PROBLEM TO WORK ON — Set out every line bearing the string "diagram".

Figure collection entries
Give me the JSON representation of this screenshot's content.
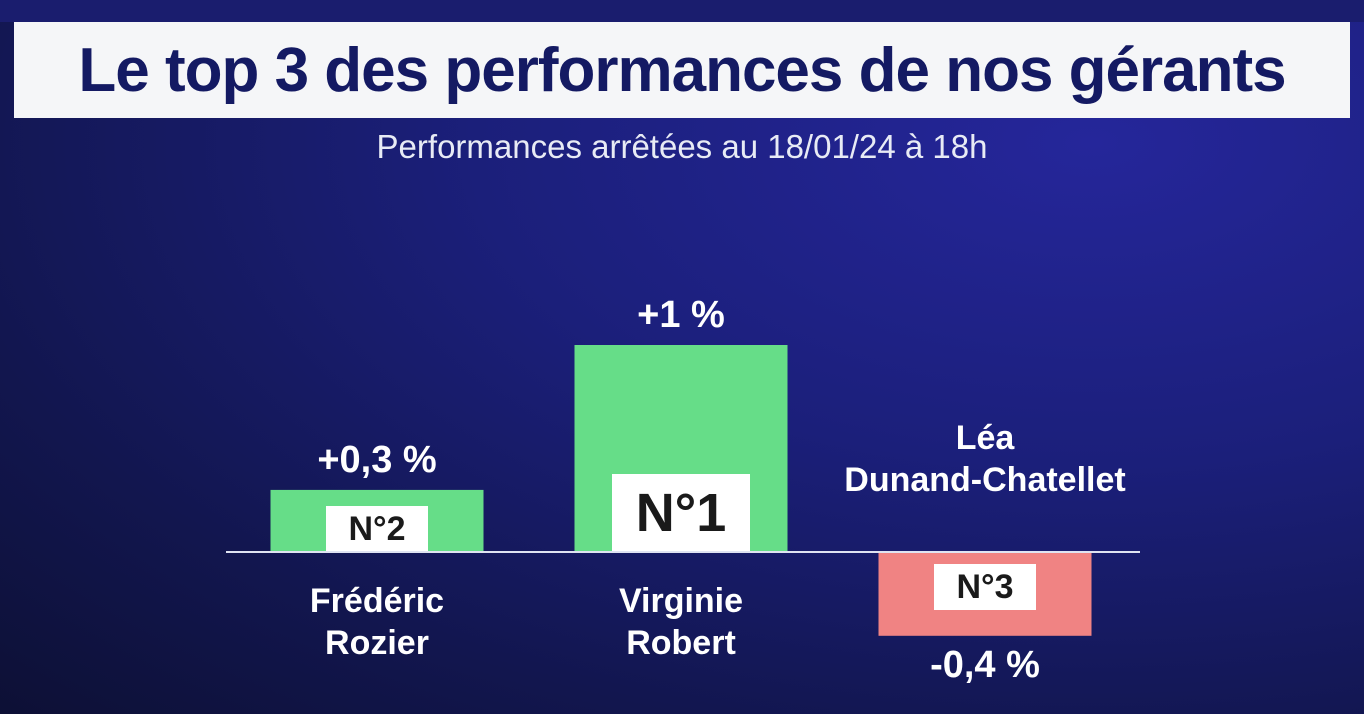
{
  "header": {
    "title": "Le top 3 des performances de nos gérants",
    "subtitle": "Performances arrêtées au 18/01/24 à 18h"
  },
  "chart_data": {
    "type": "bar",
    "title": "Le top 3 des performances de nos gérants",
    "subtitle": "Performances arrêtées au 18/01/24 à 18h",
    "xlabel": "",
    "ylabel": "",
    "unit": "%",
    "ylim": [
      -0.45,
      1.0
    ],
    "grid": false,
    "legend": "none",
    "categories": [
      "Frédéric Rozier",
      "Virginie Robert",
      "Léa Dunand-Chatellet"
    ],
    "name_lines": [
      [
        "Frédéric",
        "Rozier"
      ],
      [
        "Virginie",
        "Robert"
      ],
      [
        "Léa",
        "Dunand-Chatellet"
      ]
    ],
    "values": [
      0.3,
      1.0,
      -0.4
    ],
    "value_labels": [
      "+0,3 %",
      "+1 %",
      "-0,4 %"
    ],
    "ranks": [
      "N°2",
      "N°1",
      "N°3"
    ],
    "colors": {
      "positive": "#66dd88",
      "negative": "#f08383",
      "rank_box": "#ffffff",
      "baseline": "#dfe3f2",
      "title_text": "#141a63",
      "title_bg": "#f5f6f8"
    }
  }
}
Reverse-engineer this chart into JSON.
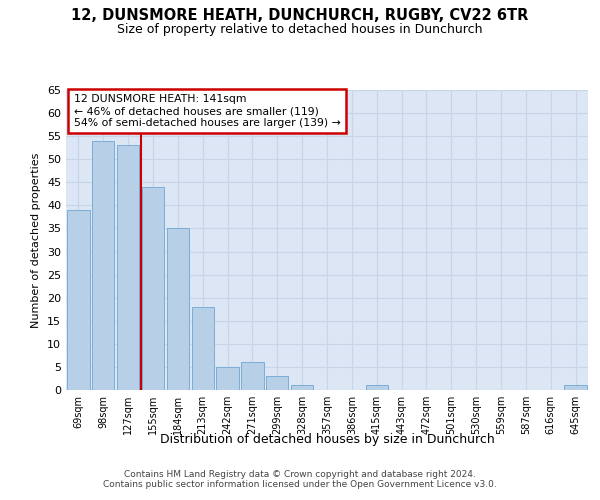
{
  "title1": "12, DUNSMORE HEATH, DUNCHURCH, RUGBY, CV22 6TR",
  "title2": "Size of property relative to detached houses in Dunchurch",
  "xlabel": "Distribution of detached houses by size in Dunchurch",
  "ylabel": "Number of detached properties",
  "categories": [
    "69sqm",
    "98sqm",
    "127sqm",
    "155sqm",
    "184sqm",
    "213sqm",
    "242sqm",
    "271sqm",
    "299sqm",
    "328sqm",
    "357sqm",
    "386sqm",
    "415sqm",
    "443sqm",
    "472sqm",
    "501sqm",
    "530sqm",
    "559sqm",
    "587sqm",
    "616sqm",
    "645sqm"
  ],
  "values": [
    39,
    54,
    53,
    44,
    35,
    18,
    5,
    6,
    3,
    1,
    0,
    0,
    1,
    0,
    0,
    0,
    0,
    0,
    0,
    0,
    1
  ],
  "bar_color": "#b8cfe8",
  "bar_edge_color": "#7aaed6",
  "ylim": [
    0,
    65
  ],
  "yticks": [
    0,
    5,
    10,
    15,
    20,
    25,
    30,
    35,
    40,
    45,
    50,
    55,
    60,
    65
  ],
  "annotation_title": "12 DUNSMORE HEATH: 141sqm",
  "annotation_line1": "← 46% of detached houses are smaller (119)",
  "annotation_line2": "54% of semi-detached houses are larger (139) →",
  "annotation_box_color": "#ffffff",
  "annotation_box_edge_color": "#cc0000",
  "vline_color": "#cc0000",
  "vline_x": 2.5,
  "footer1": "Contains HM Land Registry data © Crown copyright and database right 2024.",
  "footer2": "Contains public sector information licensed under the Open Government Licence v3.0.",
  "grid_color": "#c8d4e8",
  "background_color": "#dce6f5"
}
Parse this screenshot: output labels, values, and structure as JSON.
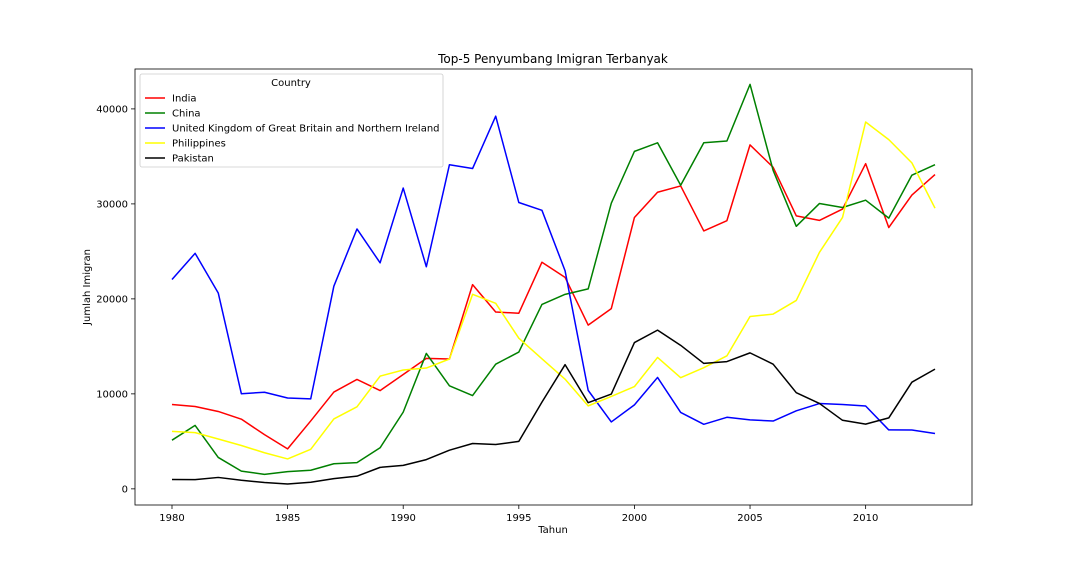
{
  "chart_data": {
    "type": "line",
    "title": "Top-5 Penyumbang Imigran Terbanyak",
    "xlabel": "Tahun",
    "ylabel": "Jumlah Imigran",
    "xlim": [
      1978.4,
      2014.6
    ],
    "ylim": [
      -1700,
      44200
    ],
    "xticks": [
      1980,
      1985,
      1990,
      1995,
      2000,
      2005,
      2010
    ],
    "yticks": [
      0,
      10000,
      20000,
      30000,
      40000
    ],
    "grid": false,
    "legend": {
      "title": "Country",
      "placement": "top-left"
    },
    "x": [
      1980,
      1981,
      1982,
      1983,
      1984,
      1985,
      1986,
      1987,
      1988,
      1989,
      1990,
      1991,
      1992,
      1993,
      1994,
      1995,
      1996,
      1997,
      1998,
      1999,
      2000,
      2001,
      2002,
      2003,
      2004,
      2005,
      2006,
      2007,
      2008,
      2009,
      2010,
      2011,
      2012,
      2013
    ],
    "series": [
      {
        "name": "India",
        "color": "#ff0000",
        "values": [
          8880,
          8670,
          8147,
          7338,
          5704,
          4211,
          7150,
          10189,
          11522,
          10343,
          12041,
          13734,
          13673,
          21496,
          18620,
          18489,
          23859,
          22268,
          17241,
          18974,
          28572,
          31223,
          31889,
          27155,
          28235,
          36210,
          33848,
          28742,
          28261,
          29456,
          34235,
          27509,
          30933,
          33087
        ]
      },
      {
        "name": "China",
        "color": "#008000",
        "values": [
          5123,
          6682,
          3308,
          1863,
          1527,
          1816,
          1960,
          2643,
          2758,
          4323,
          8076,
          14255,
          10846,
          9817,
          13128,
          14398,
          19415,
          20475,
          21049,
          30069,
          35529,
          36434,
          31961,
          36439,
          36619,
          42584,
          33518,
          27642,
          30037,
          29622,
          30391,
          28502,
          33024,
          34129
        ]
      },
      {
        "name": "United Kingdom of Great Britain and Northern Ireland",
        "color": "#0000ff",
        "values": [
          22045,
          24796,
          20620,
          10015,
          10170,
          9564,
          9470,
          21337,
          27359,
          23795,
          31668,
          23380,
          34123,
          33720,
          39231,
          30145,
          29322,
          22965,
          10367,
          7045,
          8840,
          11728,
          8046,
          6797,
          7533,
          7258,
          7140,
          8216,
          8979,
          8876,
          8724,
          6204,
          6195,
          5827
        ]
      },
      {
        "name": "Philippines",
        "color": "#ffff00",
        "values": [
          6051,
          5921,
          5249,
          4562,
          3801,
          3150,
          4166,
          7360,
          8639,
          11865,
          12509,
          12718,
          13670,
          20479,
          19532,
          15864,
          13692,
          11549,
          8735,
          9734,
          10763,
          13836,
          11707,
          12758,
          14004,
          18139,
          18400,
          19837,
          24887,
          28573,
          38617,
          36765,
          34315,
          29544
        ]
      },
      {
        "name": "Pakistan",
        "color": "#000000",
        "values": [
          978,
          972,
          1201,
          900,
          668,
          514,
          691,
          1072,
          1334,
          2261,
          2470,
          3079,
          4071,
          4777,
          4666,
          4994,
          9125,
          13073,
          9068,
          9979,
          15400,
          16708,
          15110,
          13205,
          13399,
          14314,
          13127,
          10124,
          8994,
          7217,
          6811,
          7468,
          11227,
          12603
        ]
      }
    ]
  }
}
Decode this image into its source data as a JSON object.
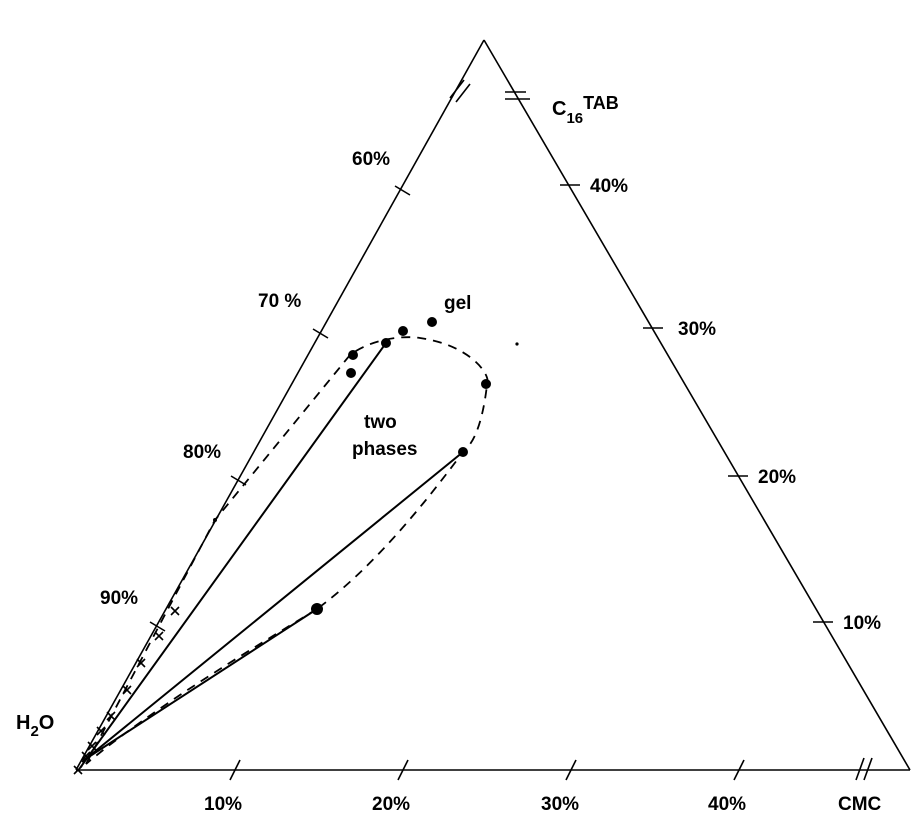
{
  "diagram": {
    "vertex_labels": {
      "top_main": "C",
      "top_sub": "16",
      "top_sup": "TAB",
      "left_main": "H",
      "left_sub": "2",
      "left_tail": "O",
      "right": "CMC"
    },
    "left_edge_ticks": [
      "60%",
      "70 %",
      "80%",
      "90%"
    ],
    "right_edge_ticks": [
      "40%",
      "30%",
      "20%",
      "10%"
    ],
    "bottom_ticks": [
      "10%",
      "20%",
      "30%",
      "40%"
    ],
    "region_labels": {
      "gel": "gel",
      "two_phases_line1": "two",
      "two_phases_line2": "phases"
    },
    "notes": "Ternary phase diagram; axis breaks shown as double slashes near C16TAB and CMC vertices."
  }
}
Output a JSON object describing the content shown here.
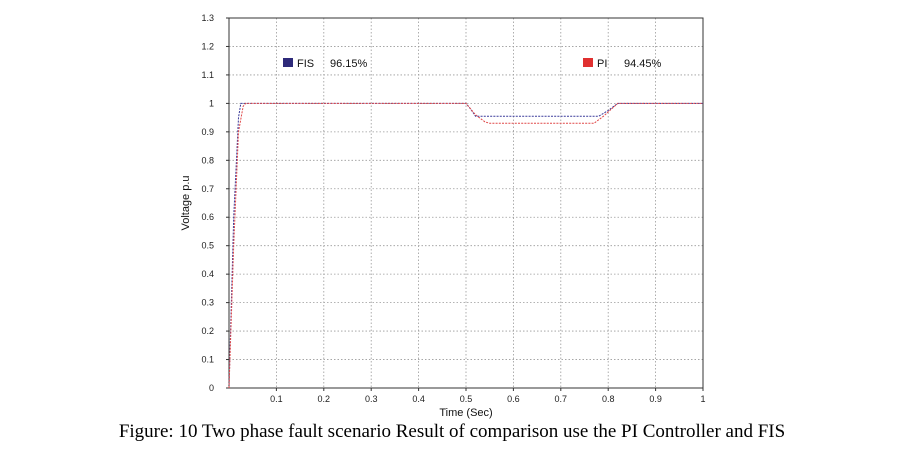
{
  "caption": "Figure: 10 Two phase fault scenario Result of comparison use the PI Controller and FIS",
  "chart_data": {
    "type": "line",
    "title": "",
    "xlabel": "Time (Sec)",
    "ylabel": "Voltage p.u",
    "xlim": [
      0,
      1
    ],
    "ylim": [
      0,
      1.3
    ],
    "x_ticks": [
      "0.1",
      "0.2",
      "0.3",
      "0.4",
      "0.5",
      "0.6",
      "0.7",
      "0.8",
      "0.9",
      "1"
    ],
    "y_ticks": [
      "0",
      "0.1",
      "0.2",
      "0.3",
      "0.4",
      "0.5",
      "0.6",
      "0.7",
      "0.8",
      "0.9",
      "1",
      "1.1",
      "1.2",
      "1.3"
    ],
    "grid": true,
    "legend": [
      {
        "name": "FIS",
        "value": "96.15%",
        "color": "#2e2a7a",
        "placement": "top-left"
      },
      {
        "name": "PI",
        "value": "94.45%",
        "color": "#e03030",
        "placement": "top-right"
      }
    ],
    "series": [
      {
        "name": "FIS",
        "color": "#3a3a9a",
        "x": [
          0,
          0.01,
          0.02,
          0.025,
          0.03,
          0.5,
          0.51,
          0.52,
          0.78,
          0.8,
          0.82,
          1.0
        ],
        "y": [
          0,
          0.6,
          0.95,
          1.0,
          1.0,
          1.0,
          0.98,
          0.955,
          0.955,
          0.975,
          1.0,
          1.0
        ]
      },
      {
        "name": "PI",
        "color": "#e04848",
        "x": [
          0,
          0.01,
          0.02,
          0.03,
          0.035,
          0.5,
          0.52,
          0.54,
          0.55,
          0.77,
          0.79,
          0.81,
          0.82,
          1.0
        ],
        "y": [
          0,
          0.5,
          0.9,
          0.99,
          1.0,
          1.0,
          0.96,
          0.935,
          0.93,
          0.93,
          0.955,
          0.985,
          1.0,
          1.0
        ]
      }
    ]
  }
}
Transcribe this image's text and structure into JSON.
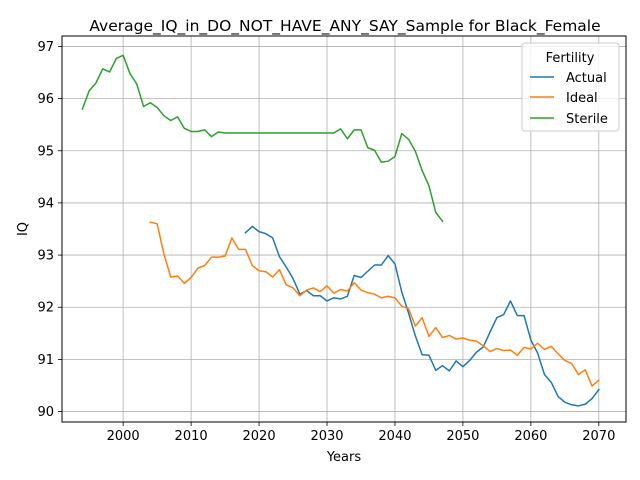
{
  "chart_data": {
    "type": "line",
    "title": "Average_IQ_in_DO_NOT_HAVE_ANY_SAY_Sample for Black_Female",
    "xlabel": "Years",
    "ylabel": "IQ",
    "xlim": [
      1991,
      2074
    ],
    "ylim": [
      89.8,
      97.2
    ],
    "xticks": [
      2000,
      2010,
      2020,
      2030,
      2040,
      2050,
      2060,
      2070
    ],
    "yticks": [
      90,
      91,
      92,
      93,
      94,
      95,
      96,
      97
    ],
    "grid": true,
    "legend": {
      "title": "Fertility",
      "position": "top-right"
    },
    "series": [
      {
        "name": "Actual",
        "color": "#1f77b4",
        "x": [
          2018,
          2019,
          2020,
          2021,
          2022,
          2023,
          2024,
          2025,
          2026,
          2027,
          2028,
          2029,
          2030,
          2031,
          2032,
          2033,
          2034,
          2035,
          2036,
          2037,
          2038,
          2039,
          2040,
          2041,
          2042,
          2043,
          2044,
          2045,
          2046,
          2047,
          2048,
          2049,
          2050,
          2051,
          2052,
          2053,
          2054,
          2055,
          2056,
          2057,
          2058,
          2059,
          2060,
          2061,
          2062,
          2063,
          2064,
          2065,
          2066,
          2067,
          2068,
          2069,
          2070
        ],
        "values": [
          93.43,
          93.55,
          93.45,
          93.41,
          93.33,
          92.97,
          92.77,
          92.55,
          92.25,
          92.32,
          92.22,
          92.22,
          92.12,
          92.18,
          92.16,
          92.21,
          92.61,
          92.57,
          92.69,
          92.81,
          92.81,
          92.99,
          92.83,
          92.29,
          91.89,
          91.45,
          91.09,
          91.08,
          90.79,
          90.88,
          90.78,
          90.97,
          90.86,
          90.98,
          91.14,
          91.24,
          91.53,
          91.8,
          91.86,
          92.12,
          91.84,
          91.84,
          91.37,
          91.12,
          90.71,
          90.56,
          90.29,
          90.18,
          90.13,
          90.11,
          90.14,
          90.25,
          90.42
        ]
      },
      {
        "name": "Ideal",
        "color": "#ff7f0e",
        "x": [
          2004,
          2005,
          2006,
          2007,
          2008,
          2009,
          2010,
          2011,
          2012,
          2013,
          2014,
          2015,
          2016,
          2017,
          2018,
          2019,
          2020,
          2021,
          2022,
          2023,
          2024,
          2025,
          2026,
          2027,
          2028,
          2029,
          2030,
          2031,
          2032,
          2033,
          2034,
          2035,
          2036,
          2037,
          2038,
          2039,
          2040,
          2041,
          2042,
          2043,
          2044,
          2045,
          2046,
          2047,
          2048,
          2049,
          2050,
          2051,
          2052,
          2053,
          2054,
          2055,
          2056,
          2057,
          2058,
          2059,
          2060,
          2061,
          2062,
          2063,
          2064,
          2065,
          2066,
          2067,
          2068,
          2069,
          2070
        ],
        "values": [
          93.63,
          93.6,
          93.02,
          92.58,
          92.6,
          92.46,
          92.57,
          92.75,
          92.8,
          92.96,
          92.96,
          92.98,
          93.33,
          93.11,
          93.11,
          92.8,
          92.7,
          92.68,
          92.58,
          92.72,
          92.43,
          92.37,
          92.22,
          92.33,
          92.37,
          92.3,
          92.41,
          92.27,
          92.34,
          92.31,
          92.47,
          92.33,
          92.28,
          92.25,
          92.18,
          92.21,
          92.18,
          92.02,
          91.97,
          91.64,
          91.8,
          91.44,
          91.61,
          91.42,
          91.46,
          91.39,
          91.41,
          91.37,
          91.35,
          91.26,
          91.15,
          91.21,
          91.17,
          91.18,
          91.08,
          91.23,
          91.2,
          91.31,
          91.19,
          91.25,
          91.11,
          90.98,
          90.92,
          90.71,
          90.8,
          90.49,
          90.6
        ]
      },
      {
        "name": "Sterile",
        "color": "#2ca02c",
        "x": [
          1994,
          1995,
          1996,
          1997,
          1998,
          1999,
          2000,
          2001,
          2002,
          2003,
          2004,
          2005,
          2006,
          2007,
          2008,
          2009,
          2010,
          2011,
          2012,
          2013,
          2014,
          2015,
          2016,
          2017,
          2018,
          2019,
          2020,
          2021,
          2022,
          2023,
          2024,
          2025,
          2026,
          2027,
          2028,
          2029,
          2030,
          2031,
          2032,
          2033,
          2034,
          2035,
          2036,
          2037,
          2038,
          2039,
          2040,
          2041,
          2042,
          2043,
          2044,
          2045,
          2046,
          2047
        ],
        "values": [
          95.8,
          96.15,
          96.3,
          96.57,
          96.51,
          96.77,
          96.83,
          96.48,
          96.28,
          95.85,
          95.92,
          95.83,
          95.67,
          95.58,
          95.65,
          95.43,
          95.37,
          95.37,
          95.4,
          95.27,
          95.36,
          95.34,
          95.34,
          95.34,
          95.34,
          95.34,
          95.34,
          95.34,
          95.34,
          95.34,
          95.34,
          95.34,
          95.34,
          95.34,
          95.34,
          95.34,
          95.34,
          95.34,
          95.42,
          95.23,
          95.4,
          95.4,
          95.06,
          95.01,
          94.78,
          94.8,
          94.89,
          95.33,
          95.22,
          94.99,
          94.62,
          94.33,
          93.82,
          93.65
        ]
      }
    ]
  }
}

RESULT OF THIS EXERCISE —
  "diagram": {
    "notes": "Ternary phase diagram; axis breaks shown as double slashes near C16TAB and CMC vertices."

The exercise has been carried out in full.